• [TASK DESCRIPTION] Duplicate the rows below, starting with the line containing "lon-label: 8E [168,410,181,420]" and going on through the line containing "lat-label: 47N [27,34,46,44]", both included.

• [LISTED RECORDS]
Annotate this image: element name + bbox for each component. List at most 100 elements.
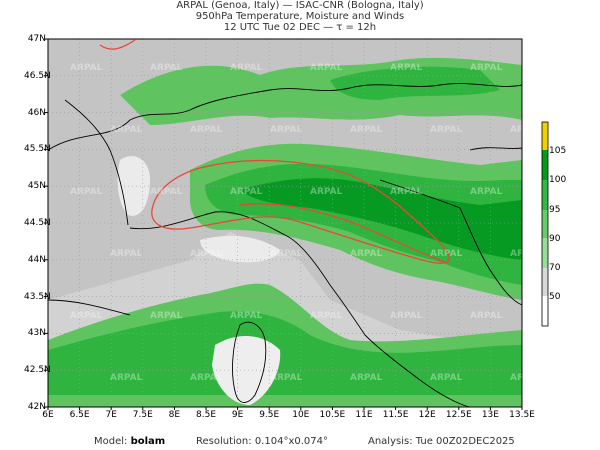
lon-label: 8E [168,410,181,420]
lat-label: 43.5N [24,291,51,302]
lon-label: 13.5E [509,410,535,420]
lon-label: 12.5E [445,410,472,420]
watermark-text: ARPAL [70,311,103,321]
colorbar-label-90: 90 [549,234,561,244]
watermarks: ARPAL ARPAL ARPAL ARPAL ARPAL ARPAL ARPAL ARPAL… [70,63,543,383]
watermark-text: ARPAL [430,125,463,135]
footer-analysis-label: Analysis: [368,436,413,447]
colorbar-segment-80 [542,238,548,268]
watermark-text: ARPAL [70,63,103,73]
contour-po-valley [151,159,450,264]
lon-label: 6.5E [69,410,90,420]
lat-label: 42.5N [24,365,51,376]
lat-label: 47N [27,34,46,44]
green-core-north [330,66,500,100]
adriatic-coast [379,179,522,306]
footer-resolution-value: 0.104°x0.074° [254,436,328,447]
watermark-text: ARPAL [390,63,423,73]
watermark-text: ARPAL [390,311,423,321]
colorbar-frame [541,121,549,327]
french-riviera-coast [48,299,131,316]
footer-resolution-label: Resolution: [196,436,252,447]
watermark-text: ARPAL [150,187,183,197]
watermark-text: ARPAL [510,125,543,135]
watermark-text: ARPAL [270,249,303,259]
light-patch-ligurian [200,235,280,263]
watermark-text: ARPAL [350,373,383,383]
footer-model-label: Model: [94,436,128,447]
header-line-3: 12 UTC Tue 02 DEC — τ = 12h [223,22,377,33]
lat-label: 45N [27,181,46,192]
french-border [64,99,129,226]
lon-label: 7E [105,410,117,420]
coastlines [48,83,522,407]
watermark-text: ARPAL [190,249,223,259]
watermark-text: ARPAL [310,63,343,73]
watermark-text: ARPAL [190,373,223,383]
colorbar [541,121,549,327]
tyrrhenian-coast [364,334,471,407]
lon-label: 8.5E [196,410,216,420]
lon-label: 10E [292,410,310,420]
colorbar-label-100: 100 [549,175,567,185]
footer-analysis-value: Tue 00Z02DEC2025 [415,436,515,447]
corsica-coast [232,321,267,403]
alps-border [48,83,522,151]
lon-label: 9E [231,410,244,420]
light-patch-west [117,156,150,216]
lat-label: 42N [27,402,46,412]
lon-label: 10.5E [319,410,346,420]
lon-label: 11.5E [382,410,409,420]
lat-label: 45.5N [24,144,51,155]
temperature-contours [99,39,450,264]
lon-label: 9.5E [259,410,280,420]
axis-ticks [44,38,523,410]
watermark-text: ARPAL [390,187,423,197]
watermark-text: ARPAL [310,187,343,197]
watermark-text: ARPAL [430,249,463,259]
contour-inner [239,203,446,263]
watermark-text: ARPAL [510,249,543,259]
colorbar-segment-90 [542,210,548,238]
watermark-text: ARPAL [230,63,263,73]
watermark-text: ARPAL [110,249,143,259]
watermark-text: ARPAL [270,125,303,135]
footer-model: Model: bolam [94,436,165,448]
lon-label: 11E [355,410,373,420]
lon-label: 7.5E [132,410,153,420]
graticule [48,39,522,407]
lat-label: 43N [27,328,46,339]
light-patch-corsica [212,335,281,405]
watermark-text: ARPAL [230,311,263,321]
colorbar-label-70: 70 [549,263,561,273]
watermark-text: ARPAL [110,125,143,135]
colorbar-label-95: 95 [549,205,561,215]
colorbar-segment-95 [542,180,548,210]
watermark-text: ARPAL [230,187,263,197]
green-mid-south [48,311,522,395]
lon-label: 12E [418,410,436,420]
colorbar-label-50: 50 [549,292,561,302]
lat-label: 46N [27,107,46,118]
watermark-text: ARPAL [190,125,223,135]
watermark-text: ARPAL [70,187,103,197]
contour-north [99,39,136,50]
watermark-text: ARPAL [150,63,183,73]
colorbar-segment-70 [542,268,548,296]
lat-label: 44.5N [24,218,51,228]
watermark-text: ARPAL [470,187,503,197]
watermark-text: ARPAL [430,373,463,383]
lat-label: 46.5N [24,70,51,81]
slovenia-border [469,147,522,151]
colorbar-segment-105 [542,122,548,150]
colorbar-segment-100 [542,150,548,180]
footer-resolution: Resolution: 0.104°x0.074° [196,436,328,448]
header-line-1: ARPAL (Genoa, Italy) — ISAC-CNR (Bologna… [176,0,424,11]
header-line-2: 950hPa Temperature, Moisture and Winds [195,11,405,22]
lon-label: 6E [42,410,54,420]
watermark-text: ARPAL [350,125,383,135]
map-field: ARPAL ARPAL ARPAL ARPAL ARPAL ARPAL ARPAL ARPAL… [48,39,543,407]
watermark-text: ARPAL [470,311,503,321]
watermark-text: ARPAL [150,311,183,321]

• [OUTPUT FOR THIS TASK]
lon-label: 8E [168,410,181,420]
lat-label: 43.5N [24,291,51,302]
lon-label: 13.5E [509,410,535,420]
lon-label: 12.5E [445,410,472,420]
watermark-text: ARPAL [70,311,103,321]
colorbar-label-90: 90 [549,234,561,244]
watermarks: ARPAL ARPAL ARPAL ARPAL ARPAL ARPAL ARPAL ARPAL… [70,63,543,383]
watermark-text: ARPAL [430,125,463,135]
footer-analysis-label: Analysis: [368,436,413,447]
colorbar-segment-80 [542,238,548,268]
watermark-text: ARPAL [70,63,103,73]
contour-po-valley [151,159,450,264]
lon-label: 6.5E [69,410,90,420]
lat-label: 42.5N [24,365,51,376]
lat-label: 47N [27,34,46,44]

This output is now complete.